Exercise details:
Where a line holds "聚乙烯醇", copy it.

★ ★ ★ ★

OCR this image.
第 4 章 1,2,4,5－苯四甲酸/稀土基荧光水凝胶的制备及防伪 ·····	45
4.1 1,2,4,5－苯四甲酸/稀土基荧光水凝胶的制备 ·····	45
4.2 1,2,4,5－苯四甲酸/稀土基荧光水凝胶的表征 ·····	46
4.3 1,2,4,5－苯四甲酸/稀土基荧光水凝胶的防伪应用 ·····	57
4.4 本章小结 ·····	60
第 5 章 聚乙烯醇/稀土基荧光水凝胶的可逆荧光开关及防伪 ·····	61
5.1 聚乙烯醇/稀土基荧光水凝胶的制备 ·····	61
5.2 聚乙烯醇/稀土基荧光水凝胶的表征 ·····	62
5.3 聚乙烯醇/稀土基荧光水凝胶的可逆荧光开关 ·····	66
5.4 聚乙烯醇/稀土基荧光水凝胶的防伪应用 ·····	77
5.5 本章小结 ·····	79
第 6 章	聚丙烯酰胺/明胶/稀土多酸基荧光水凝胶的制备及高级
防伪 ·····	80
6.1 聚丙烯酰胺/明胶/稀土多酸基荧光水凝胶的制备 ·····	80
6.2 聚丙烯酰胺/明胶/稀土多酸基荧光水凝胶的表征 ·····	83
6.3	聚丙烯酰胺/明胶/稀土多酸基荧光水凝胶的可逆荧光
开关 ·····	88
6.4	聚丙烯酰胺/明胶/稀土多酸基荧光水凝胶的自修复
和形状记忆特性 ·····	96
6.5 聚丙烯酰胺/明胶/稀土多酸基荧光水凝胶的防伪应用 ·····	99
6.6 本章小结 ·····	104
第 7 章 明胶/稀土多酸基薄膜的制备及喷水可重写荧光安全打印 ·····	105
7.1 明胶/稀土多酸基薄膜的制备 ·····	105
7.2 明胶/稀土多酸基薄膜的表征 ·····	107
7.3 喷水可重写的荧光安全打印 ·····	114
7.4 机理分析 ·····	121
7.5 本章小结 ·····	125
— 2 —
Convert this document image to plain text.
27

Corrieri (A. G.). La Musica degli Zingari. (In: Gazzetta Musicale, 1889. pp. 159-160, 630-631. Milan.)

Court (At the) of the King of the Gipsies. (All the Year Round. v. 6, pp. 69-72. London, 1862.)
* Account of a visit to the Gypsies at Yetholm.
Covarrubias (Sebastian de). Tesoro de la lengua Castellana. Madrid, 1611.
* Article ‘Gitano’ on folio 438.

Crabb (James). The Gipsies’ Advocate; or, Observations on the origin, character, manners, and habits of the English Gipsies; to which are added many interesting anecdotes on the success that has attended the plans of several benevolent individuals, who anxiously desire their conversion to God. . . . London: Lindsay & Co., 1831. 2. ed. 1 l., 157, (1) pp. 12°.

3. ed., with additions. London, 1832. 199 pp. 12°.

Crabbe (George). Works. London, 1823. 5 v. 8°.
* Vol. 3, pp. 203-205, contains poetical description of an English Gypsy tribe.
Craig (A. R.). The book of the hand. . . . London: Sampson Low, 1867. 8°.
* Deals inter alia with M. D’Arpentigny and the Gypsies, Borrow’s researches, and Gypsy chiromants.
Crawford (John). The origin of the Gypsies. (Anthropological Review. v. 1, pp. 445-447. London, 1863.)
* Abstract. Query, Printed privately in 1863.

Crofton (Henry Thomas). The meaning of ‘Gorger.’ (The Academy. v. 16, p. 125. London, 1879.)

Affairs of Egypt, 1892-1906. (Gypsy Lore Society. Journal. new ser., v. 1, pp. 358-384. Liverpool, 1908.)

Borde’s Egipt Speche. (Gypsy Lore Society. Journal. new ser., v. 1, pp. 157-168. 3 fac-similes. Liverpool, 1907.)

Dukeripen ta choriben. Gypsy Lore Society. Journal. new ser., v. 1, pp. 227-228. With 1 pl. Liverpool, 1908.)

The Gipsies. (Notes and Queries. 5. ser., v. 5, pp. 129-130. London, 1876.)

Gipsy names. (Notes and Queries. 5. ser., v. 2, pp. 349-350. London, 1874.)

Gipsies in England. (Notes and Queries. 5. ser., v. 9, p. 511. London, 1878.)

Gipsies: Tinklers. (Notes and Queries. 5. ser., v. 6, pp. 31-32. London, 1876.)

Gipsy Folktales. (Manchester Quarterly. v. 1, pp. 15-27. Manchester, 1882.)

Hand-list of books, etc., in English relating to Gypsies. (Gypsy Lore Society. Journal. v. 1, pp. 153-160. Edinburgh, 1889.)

★ ★ ★ ★

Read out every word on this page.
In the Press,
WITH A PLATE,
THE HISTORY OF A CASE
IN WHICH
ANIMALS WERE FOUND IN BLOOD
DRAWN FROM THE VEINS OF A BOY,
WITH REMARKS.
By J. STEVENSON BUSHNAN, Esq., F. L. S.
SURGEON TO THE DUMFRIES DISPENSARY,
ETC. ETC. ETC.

★ ★ ★ ★

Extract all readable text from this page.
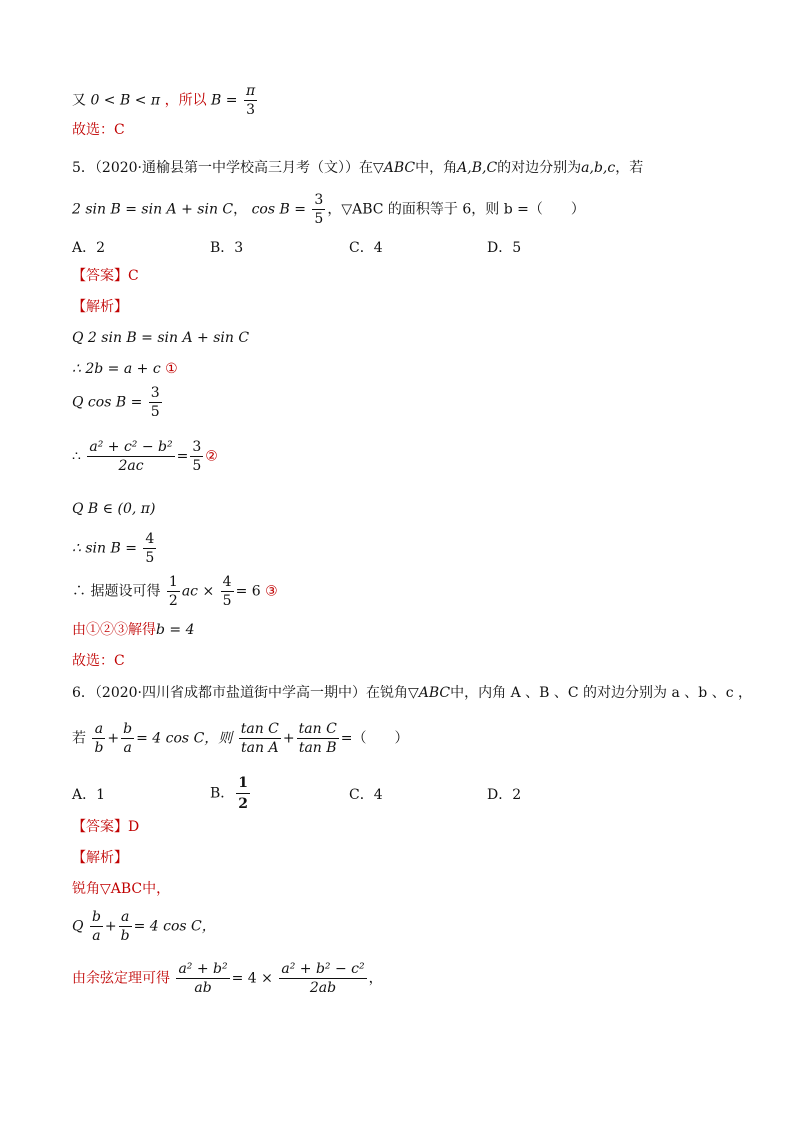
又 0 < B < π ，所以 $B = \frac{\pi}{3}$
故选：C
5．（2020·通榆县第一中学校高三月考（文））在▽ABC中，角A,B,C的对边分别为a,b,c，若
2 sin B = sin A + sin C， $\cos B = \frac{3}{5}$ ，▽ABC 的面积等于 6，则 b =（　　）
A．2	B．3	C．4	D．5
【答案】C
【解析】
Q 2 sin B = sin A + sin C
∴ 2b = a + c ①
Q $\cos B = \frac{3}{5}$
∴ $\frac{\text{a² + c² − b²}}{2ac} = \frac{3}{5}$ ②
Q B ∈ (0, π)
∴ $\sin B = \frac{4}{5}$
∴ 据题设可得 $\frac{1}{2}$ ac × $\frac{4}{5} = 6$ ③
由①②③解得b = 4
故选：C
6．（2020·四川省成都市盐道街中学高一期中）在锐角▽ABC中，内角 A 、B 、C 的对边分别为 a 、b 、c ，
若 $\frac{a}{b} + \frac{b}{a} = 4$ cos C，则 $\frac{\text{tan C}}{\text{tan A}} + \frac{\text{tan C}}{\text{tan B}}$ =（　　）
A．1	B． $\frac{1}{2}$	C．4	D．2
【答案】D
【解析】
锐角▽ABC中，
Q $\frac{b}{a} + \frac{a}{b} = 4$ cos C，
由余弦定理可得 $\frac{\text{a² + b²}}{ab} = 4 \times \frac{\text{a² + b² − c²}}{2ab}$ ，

★ ★ ★ ★

In response:
第 5 章 聚乙烯醇/稀土基荧光水凝胶的可逆荧光开关及防伪 ·····	61
5.1 聚乙烯醇/稀土基荧光水凝胶的制备 ·····	61
5.2 聚乙烯醇/稀土基荧光水凝胶的表征 ·····	62
5.3 聚乙烯醇/稀土基荧光水凝胶的可逆荧光开关 ·····	66
5.4 聚乙烯醇/稀土基荧光水凝胶的防伪应用 ·····	77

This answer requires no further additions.